*PROMPT:* Find the lines below that contain the word "Income" and count them. Only the number should be given.

'''

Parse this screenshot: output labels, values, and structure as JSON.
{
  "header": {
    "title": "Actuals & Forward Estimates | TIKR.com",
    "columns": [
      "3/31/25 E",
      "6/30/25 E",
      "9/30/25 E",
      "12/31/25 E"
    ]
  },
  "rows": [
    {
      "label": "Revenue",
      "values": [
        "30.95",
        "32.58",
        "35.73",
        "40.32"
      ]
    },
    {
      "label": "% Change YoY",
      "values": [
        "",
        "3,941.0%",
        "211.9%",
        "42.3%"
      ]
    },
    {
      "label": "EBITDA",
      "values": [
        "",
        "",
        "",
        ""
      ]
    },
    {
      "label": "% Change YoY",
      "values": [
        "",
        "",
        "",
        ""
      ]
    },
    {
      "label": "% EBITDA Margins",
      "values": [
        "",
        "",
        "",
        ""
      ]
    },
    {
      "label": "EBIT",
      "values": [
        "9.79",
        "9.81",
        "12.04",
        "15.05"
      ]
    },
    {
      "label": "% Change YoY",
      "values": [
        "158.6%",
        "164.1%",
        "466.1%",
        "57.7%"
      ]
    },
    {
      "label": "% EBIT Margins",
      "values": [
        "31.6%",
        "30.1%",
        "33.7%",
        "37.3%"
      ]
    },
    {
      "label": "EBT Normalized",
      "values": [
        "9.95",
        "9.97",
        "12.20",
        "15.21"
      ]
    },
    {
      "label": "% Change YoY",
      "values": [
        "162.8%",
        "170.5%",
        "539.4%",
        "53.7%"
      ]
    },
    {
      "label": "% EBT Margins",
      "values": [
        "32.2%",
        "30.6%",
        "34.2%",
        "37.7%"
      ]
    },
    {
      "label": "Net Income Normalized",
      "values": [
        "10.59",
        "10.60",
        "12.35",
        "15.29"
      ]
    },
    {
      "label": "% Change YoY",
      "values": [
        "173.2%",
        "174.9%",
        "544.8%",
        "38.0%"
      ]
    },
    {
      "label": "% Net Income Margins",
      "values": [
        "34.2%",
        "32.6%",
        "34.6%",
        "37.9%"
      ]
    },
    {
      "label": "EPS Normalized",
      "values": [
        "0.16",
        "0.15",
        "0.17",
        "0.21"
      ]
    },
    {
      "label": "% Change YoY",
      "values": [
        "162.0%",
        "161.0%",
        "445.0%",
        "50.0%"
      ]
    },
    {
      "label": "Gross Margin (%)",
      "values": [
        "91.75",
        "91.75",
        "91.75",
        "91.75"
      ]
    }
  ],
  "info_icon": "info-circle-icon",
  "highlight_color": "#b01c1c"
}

'''

*TASK RESPONSE:* 2